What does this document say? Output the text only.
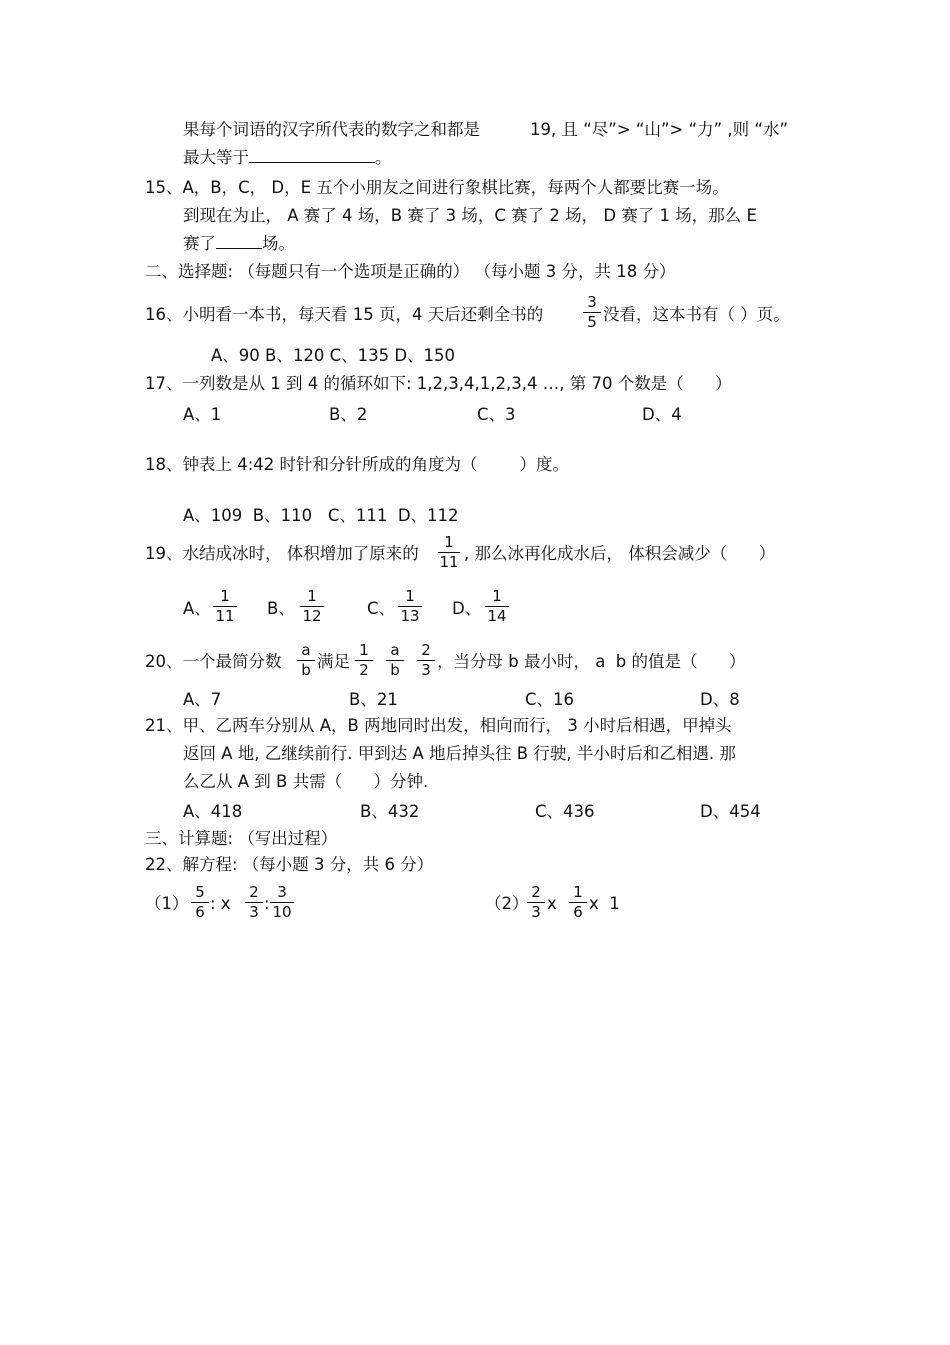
果每个词语的汉字所代表的数字之和都是	19, 且 “尽”> “山”> “力” ,则 “水”
最大等于	。
15、A，B，C， D，E 五个小朋友之间进行象棋比赛，每两个人都要比赛一场。
到现在为止， A 赛了 4 场，B 赛了 3 场，C 赛了 2 场， D 赛了 1 场，那么 E
赛了	场。
二、选择题: （每题只有一个选项是正确的） （每小题 3 分，共 18 分）
16、小明看一本书，每天看 15 页，4 天后还剩全书的
3
5 没看，这本书有（ ）页。
A、90 B、120 C、135 D、150
17、一列数是从 1 到 4 的循环如下: 1,2,3,4,1,2,3,4 …, 第 70 个数是（      ）
A、1	B、2	C、3	D、4
18、钟表上 4:42 时针和分针所成的角度为（        ）度。
A、109  B、110   C、111  D、112
19、水结成冰时， 体积增加了原来的
1
11 , 那么冰再化成水后， 体积会减少（      ）
A、
1
11 B、
1
12	C、
1
13 D、
1
14
20、一个最简分数
a
b 满足
1
2
a
b
2
3 ，当分母 b 最小时， a  b 的值是（      ）
A、7	B、21	C、16	D、8
21、甲、乙两车分别从 A，B 两地同时出发，相向而行， 3 小时后相遇，甲掉头
返回 A 地, 乙继续前行. 甲到达 A 地后掉头往 B 行驶, 半小时后和乙相遇. 那
么乙从 A 到 B 共需（      ）分钟.
A、418	B、432	C、436	D、454
三、计算题: （写出过程）
22、解方程: （每小题 3 分，共 6 分）
（1）
5
6 : x
2
3 :
3
10	（2）
2
3 x
1
6 x  1
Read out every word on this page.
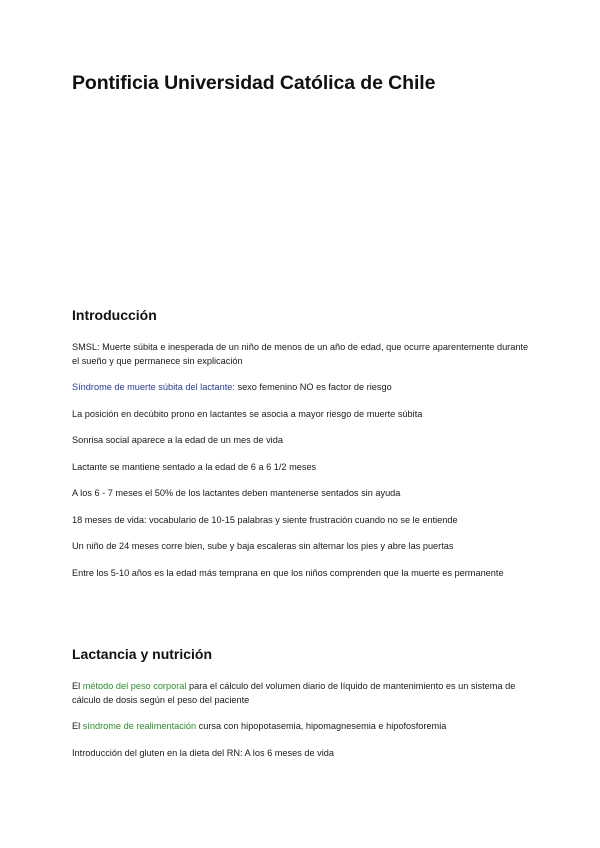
Pontificia Universidad Católica de Chile
Introducción

SMSL: Muerte súbita e inesperada de un niño de menos de un año de edad, que ocurre aparentemente durante el sueño y que permanece sin explicación

Síndrome de muerte súbita del lactante: sexo femenino NO es factor de riesgo

La posición en decúbito prono en lactantes se asocia a mayor riesgo de muerte súbita

Sonrisa social aparece a la edad de un mes de vida

Lactante se mantiene sentado a la edad de 6 a 6 1/2 meses

A los 6 - 7 meses el 50% de los lactantes deben mantenerse sentados sin ayuda

18 meses de vida: vocabulario de 10-15 palabras y siente frustración cuando no se le entiende

Un niño de 24 meses corre bien, sube y baja escaleras sin alternar los pies y abre las puertas

Entre los 5-10 años es la edad más temprana en que los niños comprenden que la muerte es permanente

Lactancia y nutrición

El método del peso corporal para el cálculo del volumen diario de líquido de mantenimiento es un sistema de cálculo de dosis según el peso del paciente

El síndrome de realimentación cursa con hipopotasemia, hipomagnesemia e hipofosforemia

Introducción del gluten en la dieta del RN: A los 6 meses de vida
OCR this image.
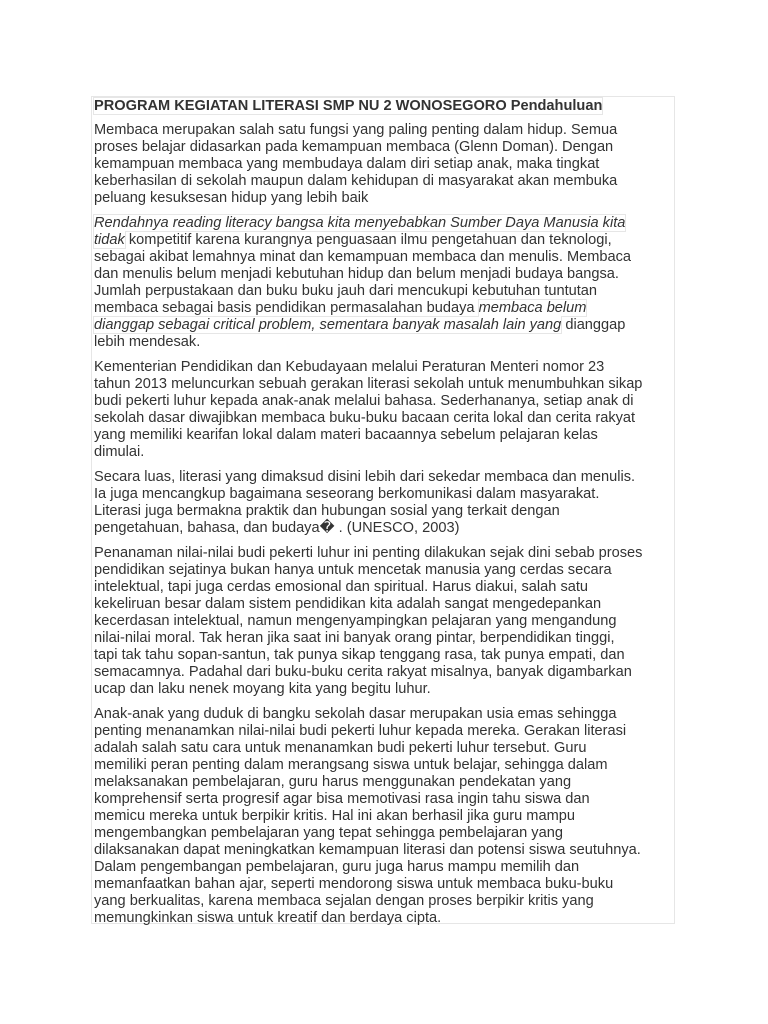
PROGRAM KEGIATAN LITERASI SMP NU 2 WONOSEGORO Pendahuluan

Membaca merupakan salah satu fungsi yang paling penting dalam hidup. Semua
proses belajar didasarkan pada kemampuan membaca (Glenn Doman). Dengan
kemampuan membaca yang membudaya dalam diri setiap anak, maka tingkat
keberhasilan di sekolah maupun dalam kehidupan di masyarakat akan membuka
peluang kesuksesan hidup yang lebih baik

Rendahnya reading literacy bangsa kita menyebabkan Sumber Daya Manusia kita
tidak kompetitif karena kurangnya penguasaan ilmu pengetahuan dan teknologi,
sebagai akibat lemahnya minat dan kemampuan membaca dan menulis. Membaca
dan menulis belum menjadi kebutuhan hidup dan belum menjadi budaya bangsa.
Jumlah perpustakaan dan buku buku jauh dari mencukupi kebutuhan tuntutan
membaca sebagai basis pendidikan permasalahan budaya membaca belum
dianggap sebagai critical problem, sementara banyak masalah lain yang dianggap
lebih mendesak.

Kementerian Pendidikan dan Kebudayaan melalui Peraturan Menteri nomor 23
tahun 2013 meluncurkan sebuah gerakan literasi sekolah untuk menumbuhkan sikap
budi pekerti luhur kepada anak-anak melalui bahasa. Sederhananya, setiap anak di
sekolah dasar diwajibkan membaca buku-buku bacaan cerita lokal dan cerita rakyat
yang memiliki kearifan lokal dalam materi bacaannya sebelum pelajaran kelas
dimulai.

Secara luas, literasi yang dimaksud disini lebih dari sekedar membaca dan menulis.
Ia juga mencangkup bagaimana seseorang berkomunikasi dalam masyarakat.
Literasi juga bermakna praktik dan hubungan sosial yang terkait dengan
pengetahuan, bahasa, dan budaya� . (UNESCO, 2003)

Penanaman nilai-nilai budi pekerti luhur ini penting dilakukan sejak dini sebab proses
pendidikan sejatinya bukan hanya untuk mencetak manusia yang cerdas secara
intelektual, tapi juga cerdas emosional dan spiritual. Harus diakui, salah satu
kekeliruan besar dalam sistem pendidikan kita adalah sangat mengedepankan
kecerdasan intelektual, namun mengenyampingkan pelajaran yang mengandung
nilai-nilai moral. Tak heran jika saat ini banyak orang pintar, berpendidikan tinggi,
tapi tak tahu sopan-santun, tak punya sikap tenggang rasa, tak punya empati, dan
semacamnya. Padahal dari buku-buku cerita rakyat misalnya, banyak digambarkan
ucap dan laku nenek moyang kita yang begitu luhur.

Anak-anak yang duduk di bangku sekolah dasar merupakan usia emas sehingga
penting menanamkan nilai-nilai budi pekerti luhur kepada mereka. Gerakan literasi
adalah salah satu cara untuk menanamkan budi pekerti luhur tersebut. Guru
memiliki peran penting dalam merangsang siswa untuk belajar, sehingga dalam
melaksanakan pembelajaran, guru harus menggunakan pendekatan yang
komprehensif serta progresif agar bisa memotivasi rasa ingin tahu siswa dan
memicu mereka untuk berpikir kritis. Hal ini akan berhasil jika guru mampu
mengembangkan pembelajaran yang tepat sehingga pembelajaran yang
dilaksanakan dapat meningkatkan kemampuan literasi dan potensi siswa seutuhnya.
Dalam pengembangan pembelajaran, guru juga harus mampu memilih dan
memanfaatkan bahan ajar, seperti mendorong siswa untuk membaca buku-buku
yang berkualitas, karena membaca sejalan dengan proses berpikir kritis yang
memungkinkan siswa untuk kreatif dan berdaya cipta.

# # # # # # #

Instruction: Pull every line holding "banyak" out of the records.

Problem solution:
dianggap sebagai critical problem, sementara banyak masalah lain yang dianggap
nilai-nilai moral. Tak heran jika saat ini banyak orang pintar, berpendidikan tinggi,
semacamnya. Padahal dari buku-buku cerita rakyat misalnya, banyak digambarkan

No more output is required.